__Do this__: All entries must be extracted exactly, with nothing added or dropped.

__Data records__:
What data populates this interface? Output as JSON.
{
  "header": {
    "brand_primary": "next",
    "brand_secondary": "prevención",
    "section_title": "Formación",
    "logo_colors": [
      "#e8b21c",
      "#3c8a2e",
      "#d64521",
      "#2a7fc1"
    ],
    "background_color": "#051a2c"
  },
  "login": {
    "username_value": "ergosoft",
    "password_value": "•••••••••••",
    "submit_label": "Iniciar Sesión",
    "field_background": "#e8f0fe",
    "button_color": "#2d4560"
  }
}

__Response__:
What data populates this interface? Output as JSON.
{
  "header": {
    "brand_primary": "next",
    "brand_secondary": "prevención",
    "section_title": "Formación",
    "logo_colors": [
      "#e8b21c",
      "#3c8a2e",
      "#d64521",
      "#2a7fc1"
    ],
    "background_color": "#051a2c"
  },
  "login": {
    "username_value": "ergosoft",
    "password_value": "•••••••••••",
    "submit_label": "Iniciar Sesión",
    "field_background": "#e8f0fe",
    "button_color": "#2d4560"
  }
}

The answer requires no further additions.